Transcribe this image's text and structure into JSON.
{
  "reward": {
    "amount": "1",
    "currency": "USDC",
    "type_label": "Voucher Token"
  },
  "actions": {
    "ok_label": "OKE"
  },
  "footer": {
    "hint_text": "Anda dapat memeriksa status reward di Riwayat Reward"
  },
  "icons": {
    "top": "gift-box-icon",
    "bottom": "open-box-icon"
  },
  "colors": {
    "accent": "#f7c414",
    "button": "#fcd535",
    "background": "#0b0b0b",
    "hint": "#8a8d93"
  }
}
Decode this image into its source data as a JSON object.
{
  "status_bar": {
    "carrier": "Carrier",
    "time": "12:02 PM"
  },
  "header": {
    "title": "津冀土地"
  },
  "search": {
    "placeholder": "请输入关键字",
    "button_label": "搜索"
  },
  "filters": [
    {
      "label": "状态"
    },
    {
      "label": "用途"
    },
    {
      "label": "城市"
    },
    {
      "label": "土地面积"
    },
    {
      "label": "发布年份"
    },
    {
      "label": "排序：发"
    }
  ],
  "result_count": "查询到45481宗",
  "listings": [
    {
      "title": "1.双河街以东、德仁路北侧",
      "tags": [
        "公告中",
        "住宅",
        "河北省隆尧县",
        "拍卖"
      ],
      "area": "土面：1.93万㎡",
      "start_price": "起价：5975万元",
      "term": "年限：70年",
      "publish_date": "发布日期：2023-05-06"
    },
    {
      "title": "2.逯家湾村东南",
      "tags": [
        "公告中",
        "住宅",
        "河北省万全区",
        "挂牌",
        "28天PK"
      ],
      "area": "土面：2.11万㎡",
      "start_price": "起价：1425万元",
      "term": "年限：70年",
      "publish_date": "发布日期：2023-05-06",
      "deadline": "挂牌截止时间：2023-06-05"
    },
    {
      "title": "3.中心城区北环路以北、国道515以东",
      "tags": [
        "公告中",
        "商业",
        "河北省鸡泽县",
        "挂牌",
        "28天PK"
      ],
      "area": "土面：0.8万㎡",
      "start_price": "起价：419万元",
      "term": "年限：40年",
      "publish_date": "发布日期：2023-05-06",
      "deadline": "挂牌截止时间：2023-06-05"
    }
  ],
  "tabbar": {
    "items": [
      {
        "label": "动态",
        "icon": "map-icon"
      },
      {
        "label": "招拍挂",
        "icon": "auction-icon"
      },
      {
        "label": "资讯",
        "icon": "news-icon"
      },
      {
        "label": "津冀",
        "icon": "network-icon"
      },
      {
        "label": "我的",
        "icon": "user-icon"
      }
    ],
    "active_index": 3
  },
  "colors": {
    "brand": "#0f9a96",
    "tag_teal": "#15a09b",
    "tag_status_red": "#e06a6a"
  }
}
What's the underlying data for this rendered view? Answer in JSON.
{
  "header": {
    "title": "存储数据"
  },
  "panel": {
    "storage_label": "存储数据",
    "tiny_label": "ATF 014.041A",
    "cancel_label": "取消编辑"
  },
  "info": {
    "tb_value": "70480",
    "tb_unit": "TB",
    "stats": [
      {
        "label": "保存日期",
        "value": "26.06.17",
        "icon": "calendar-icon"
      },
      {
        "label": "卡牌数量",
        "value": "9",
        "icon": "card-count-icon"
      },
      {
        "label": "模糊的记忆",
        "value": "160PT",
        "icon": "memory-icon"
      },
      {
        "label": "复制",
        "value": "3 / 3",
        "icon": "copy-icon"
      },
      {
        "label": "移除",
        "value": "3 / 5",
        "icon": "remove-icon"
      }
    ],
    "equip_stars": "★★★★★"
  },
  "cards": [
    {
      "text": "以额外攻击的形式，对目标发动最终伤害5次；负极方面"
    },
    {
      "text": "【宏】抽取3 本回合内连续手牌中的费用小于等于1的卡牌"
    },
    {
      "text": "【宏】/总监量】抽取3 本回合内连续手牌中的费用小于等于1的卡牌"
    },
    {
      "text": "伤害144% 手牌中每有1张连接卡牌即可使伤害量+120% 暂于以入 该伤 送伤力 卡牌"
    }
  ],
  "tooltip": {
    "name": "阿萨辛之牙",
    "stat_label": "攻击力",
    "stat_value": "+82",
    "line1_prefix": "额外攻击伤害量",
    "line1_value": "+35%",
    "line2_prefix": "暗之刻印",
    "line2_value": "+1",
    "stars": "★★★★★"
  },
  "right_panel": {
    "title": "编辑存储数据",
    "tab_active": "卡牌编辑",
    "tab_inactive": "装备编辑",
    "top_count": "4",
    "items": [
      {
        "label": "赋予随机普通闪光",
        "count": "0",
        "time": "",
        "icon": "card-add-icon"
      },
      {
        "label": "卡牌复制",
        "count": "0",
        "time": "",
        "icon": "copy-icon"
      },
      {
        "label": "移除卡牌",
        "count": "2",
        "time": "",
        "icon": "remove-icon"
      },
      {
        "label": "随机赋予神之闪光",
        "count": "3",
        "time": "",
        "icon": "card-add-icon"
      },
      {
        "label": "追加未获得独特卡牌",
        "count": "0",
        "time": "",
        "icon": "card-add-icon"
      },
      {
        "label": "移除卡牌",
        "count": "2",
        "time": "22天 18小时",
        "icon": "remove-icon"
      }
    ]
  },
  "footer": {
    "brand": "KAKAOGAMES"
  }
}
•••
[Work to do]:
Every line of the records above needs to be given again exactly.

[Task response]:
Transcribe this image's text and structure into JSON.
{
  "reward": {
    "amount": "1",
    "currency": "USDC",
    "type_label": "Voucher Token"
  },
  "actions": {
    "ok_label": "OKE"
  },
  "footer": {
    "hint_text": "Anda dapat memeriksa status reward di Riwayat Reward"
  },
  "icons": {
    "top": "gift-box-icon",
    "bottom": "open-box-icon"
  },
  "colors": {
    "accent": "#f7c414",
    "button": "#fcd535",
    "background": "#0b0b0b",
    "hint": "#8a8d93"
  }
}
Decode this image into its source data as a JSON object.
{
  "status_bar": {
    "carrier": "Carrier",
    "time": "12:02 PM"
  },
  "header": {
    "title": "津冀土地"
  },
  "search": {
    "placeholder": "请输入关键字",
    "button_label": "搜索"
  },
  "filters": [
    {
      "label": "状态"
    },
    {
      "label": "用途"
    },
    {
      "label": "城市"
    },
    {
      "label": "土地面积"
    },
    {
      "label": "发布年份"
    },
    {
      "label": "排序：发"
    }
  ],
  "result_count": "查询到45481宗",
  "listings": [
    {
      "title": "1.双河街以东、德仁路北侧",
      "tags": [
        "公告中",
        "住宅",
        "河北省隆尧县",
        "拍卖"
      ],
      "area": "土面：1.93万㎡",
      "start_price": "起价：5975万元",
      "term": "年限：70年",
      "publish_date": "发布日期：2023-05-06"
    },
    {
      "title": "2.逯家湾村东南",
      "tags": [
        "公告中",
        "住宅",
        "河北省万全区",
        "挂牌",
        "28天PK"
      ],
      "area": "土面：2.11万㎡",
      "start_price": "起价：1425万元",
      "term": "年限：70年",
      "publish_date": "发布日期：2023-05-06",
      "deadline": "挂牌截止时间：2023-06-05"
    },
    {
      "title": "3.中心城区北环路以北、国道515以东",
      "tags": [
        "公告中",
        "商业",
        "河北省鸡泽县",
        "挂牌",
        "28天PK"
      ],
      "area": "土面：0.8万㎡",
      "start_price": "起价：419万元",
      "term": "年限：40年",
      "publish_date": "发布日期：2023-05-06",
      "deadline": "挂牌截止时间：2023-06-05"
    }
  ],
  "tabbar": {
    "items": [
      {
        "label": "动态",
        "icon": "map-icon"
      },
      {
        "label": "招拍挂",
        "icon": "auction-icon"
      },
      {
        "label": "资讯",
        "icon": "news-icon"
      },
      {
        "label": "津冀",
        "icon": "network-icon"
      },
      {
        "label": "我的",
        "icon": "user-icon"
      }
    ],
    "active_index": 3
  },
  "colors": {
    "brand": "#0f9a96",
    "tag_teal": "#15a09b",
    "tag_status_red": "#e06a6a"
  }
}
What's the underlying data for this rendered view? Answer in JSON.
{
  "header": {
    "title": "存储数据"
  },
  "panel": {
    "storage_label": "存储数据",
    "tiny_label": "ATF 014.041A",
    "cancel_label": "取消编辑"
  },
  "info": {
    "tb_value": "70480",
    "tb_unit": "TB",
    "stats": [
      {
        "label": "保存日期",
        "value": "26.06.17",
        "icon": "calendar-icon"
      },
      {
        "label": "卡牌数量",
        "value": "9",
        "icon": "card-count-icon"
      },
      {
        "label": "模糊的记忆",
        "value": "160PT",
        "icon": "memory-icon"
      },
      {
        "label": "复制",
        "value": "3 / 3",
        "icon": "copy-icon"
      },
      {
        "label": "移除",
        "value": "3 / 5",
        "icon": "remove-icon"
      }
    ],
    "equip_stars": "★★★★★"
  },
  "cards": [
    {
      "text": "以额外攻击的形式，对目标发动最终伤害5次；负极方面"
    },
    {
      "text": "【宏】抽取3 本回合内连续手牌中的费用小于等于1的卡牌"
    },
    {
      "text": "【宏】/总监量】抽取3 本回合内连续手牌中的费用小于等于1的卡牌"
    },
    {
      "text": "伤害144% 手牌中每有1张连接卡牌即可使伤害量+120% 暂于以入 该伤 送伤力 卡牌"
    }
  ],
  "tooltip": {
    "name": "阿萨辛之牙",
    "stat_label": "攻击力",
    "stat_value": "+82",
    "line1_prefix": "额外攻击伤害量",
    "line1_value": "+35%",
    "line2_prefix": "暗之刻印",
    "line2_value": "+1",
    "stars": "★★★★★"
  },
  "right_panel": {
    "title": "编辑存储数据",
    "tab_active": "卡牌编辑",
    "tab_inactive": "装备编辑",
    "top_count": "4",
    "items": [
      {
        "label": "赋予随机普通闪光",
        "count": "0",
        "time": "",
        "icon": "card-add-icon"
      },
      {
        "label": "卡牌复制",
        "count": "0",
        "time": "",
        "icon": "copy-icon"
      },
      {
        "label": "移除卡牌",
        "count": "2",
        "time": "",
        "icon": "remove-icon"
      },
      {
        "label": "随机赋予神之闪光",
        "count": "3",
        "time": "",
        "icon": "card-add-icon"
      },
      {
        "label": "追加未获得独特卡牌",
        "count": "0",
        "time": "",
        "icon": "card-add-icon"
      },
      {
        "label": "移除卡牌",
        "count": "2",
        "time": "22天 18小时",
        "icon": "remove-icon"
      }
    ]
  },
  "footer": {
    "brand": "KAKAOGAMES"
  }
}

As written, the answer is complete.